_Entries from a dataset:_
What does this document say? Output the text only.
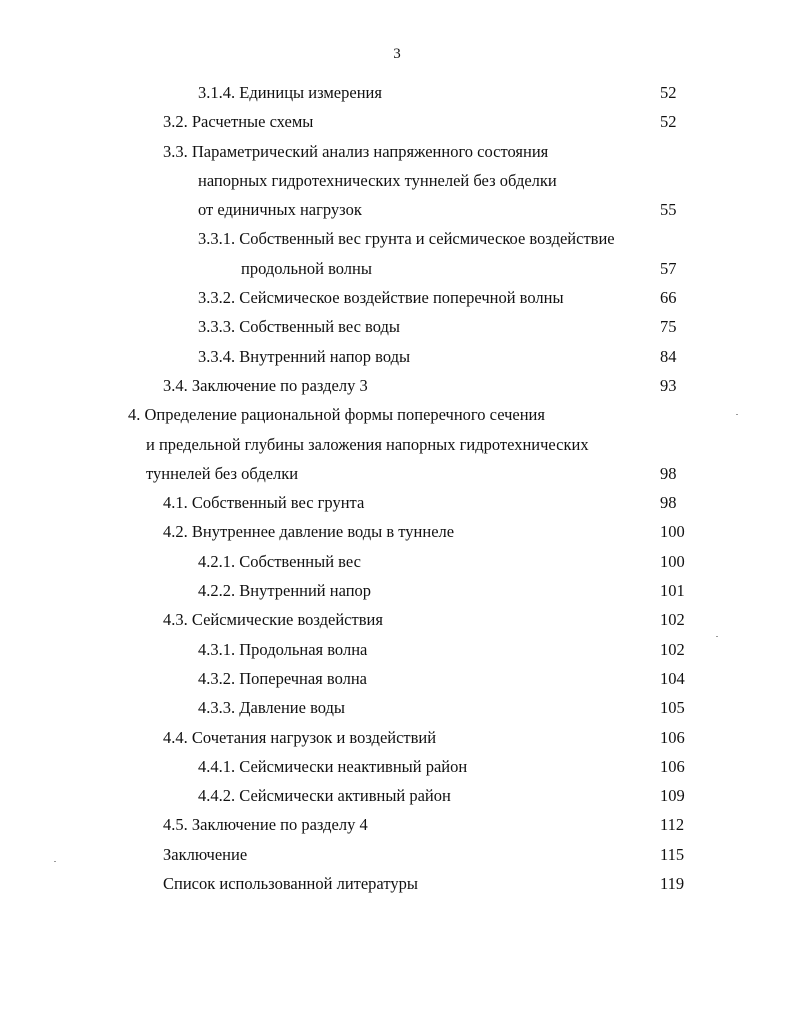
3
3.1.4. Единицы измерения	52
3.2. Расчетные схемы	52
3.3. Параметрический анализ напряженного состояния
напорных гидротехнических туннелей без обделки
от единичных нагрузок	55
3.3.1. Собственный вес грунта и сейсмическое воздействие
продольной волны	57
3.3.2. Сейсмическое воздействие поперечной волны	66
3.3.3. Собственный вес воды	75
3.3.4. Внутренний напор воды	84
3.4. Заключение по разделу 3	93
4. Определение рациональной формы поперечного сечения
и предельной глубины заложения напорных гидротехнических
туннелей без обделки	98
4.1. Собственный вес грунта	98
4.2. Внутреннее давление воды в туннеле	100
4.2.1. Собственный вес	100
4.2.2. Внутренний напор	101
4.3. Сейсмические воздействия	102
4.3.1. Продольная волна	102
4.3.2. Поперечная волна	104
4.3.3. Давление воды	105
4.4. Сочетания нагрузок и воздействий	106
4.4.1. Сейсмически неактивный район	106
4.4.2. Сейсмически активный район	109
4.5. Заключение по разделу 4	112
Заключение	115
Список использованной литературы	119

_AIM OF THE TASK:_ Go through the entries above and print each one exactly, minus the pictures.

_RESULT OF THE TASK:_
What does this document say? Output the text only.
3
3.1.4. Единицы измерения	52
3.2. Расчетные схемы	52
3.3. Параметрический анализ напряженного состояния
напорных гидротехнических туннелей без обделки
от единичных нагрузок	55
3.3.1. Собственный вес грунта и сейсмическое воздействие
продольной волны	57
3.3.2. Сейсмическое воздействие поперечной волны	66
3.3.3. Собственный вес воды	75
3.3.4. Внутренний напор воды	84
3.4. Заключение по разделу 3	93
4. Определение рациональной формы поперечного сечения
и предельной глубины заложения напорных гидротехнических
туннелей без обделки	98
4.1. Собственный вес грунта	98
4.2. Внутреннее давление воды в туннеле	100
4.2.1. Собственный вес	100
4.2.2. Внутренний напор	101
4.3. Сейсмические воздействия	102
4.3.1. Продольная волна	102
4.3.2. Поперечная волна	104
4.3.3. Давление воды	105
4.4. Сочетания нагрузок и воздействий	106
4.4.1. Сейсмически неактивный район	106
4.4.2. Сейсмически активный район	109
4.5. Заключение по разделу 4	112
Заключение	115
Список использованной литературы	119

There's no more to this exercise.